— start Supplied material —
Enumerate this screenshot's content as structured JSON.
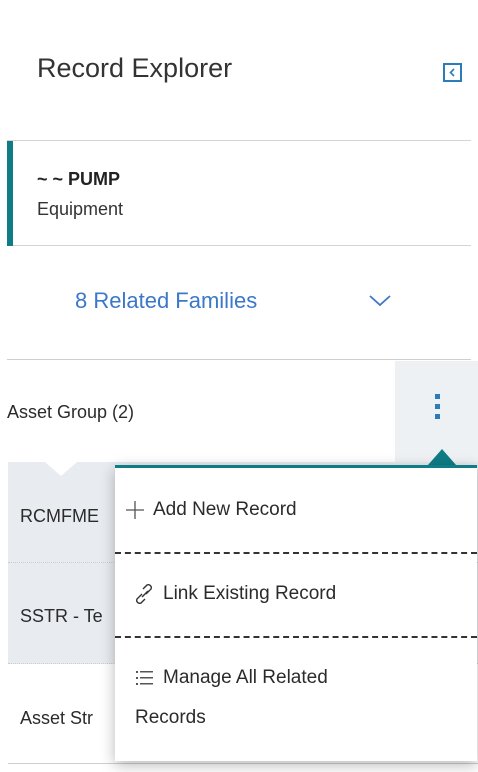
{
  "header": {
    "title": "Record Explorer",
    "collapse_icon": "chevron-left-icon"
  },
  "record": {
    "name": "~ ~ PUMP",
    "type": "Equipment",
    "accent_color": "#0f7c86"
  },
  "families": {
    "label": "8 Related Families",
    "icon": "chevron-down-icon",
    "color": "#3b78c9"
  },
  "group": {
    "label": "Asset Group  (2)",
    "menu_icon": "kebab-menu-icon"
  },
  "list": {
    "items": [
      {
        "label": "RCMFME"
      },
      {
        "label": "SSTR - Te"
      }
    ],
    "asset_str": {
      "label": "Asset Str"
    }
  },
  "popup": {
    "add": {
      "label": "Add New Record",
      "icon": "plus-icon"
    },
    "link": {
      "label": "Link Existing Record",
      "icon": "link-icon"
    },
    "manage": {
      "label_line1": "Manage All Related",
      "label_line2": "Records",
      "icon": "list-icon"
    }
  }
}
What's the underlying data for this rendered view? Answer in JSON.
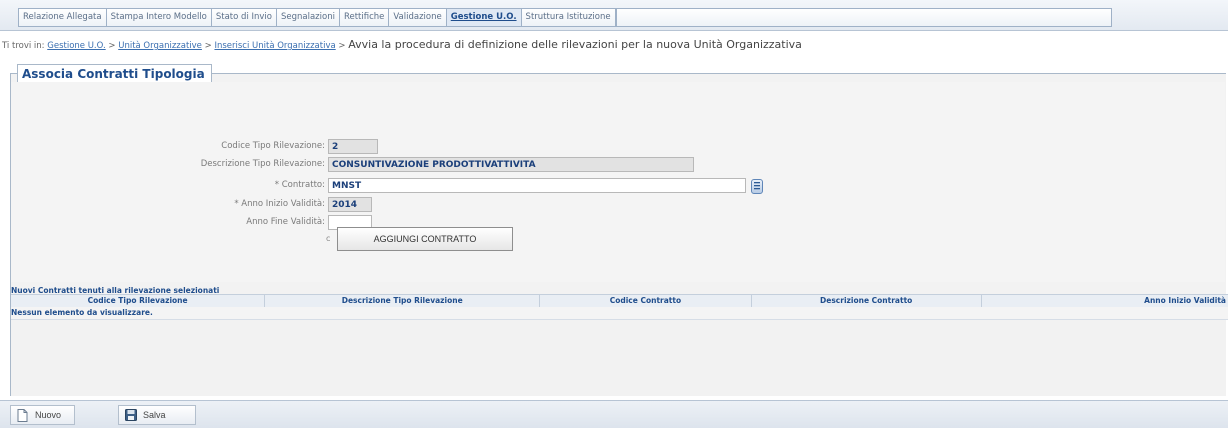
— end Supplied material —
[Task to complete]
Every line of the listing that holds "this" is to be counted; give only the resulting number.

[Written reply]
2